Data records
+ + + + + + +
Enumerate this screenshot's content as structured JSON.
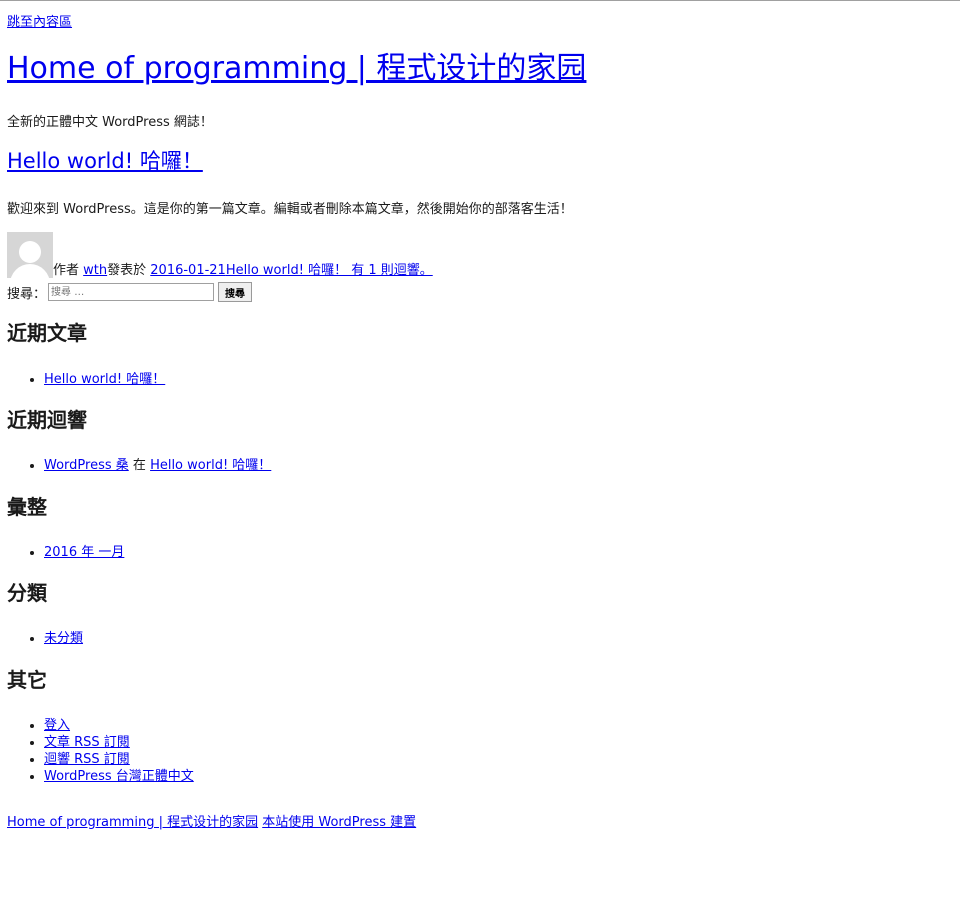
{
  "skip_link": "跳至內容區",
  "site": {
    "title": "Home of programming | 程式设计的家园",
    "tagline": "全新的正體中文 WordPress 網誌！"
  },
  "post": {
    "title": "Hello world! 哈囉！",
    "body": "歡迎來到 WordPress。這是你的第一篇文章。編輯或者刪除本篇文章，然後開始你的部落客生活！",
    "meta": {
      "author_prefix": "作者",
      "author": "wth",
      "published_prefix": "發表於",
      "date": "2016-01-21",
      "comments_link": "Hello world! 哈囉！ 有 1 則迴響。"
    }
  },
  "search": {
    "label": "搜尋：",
    "placeholder": "搜尋 …",
    "button": "搜尋"
  },
  "widgets": {
    "recent_posts": {
      "title": "近期文章",
      "items": [
        "Hello world! 哈囉！"
      ]
    },
    "recent_comments": {
      "title": "近期迴響",
      "author": "WordPress 桑",
      "connector": "在",
      "post": "Hello world! 哈囉！"
    },
    "archives": {
      "title": "彙整",
      "items": [
        "2016 年 一月"
      ]
    },
    "categories": {
      "title": "分類",
      "items": [
        "未分類"
      ]
    },
    "meta": {
      "title": "其它",
      "items": [
        "登入",
        "文章 RSS 訂閱",
        "迴響 RSS 訂閱",
        "WordPress 台灣正體中文"
      ]
    }
  },
  "footer": {
    "site_link": "Home of programming | 程式设计的家园",
    "powered": "本站使用 WordPress 建置"
  }
}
+ + + + + + +
Aim:
Find every line in the listing that holds the string "Hello", then say how many there are as a bare number.

Reply to the exercise:
4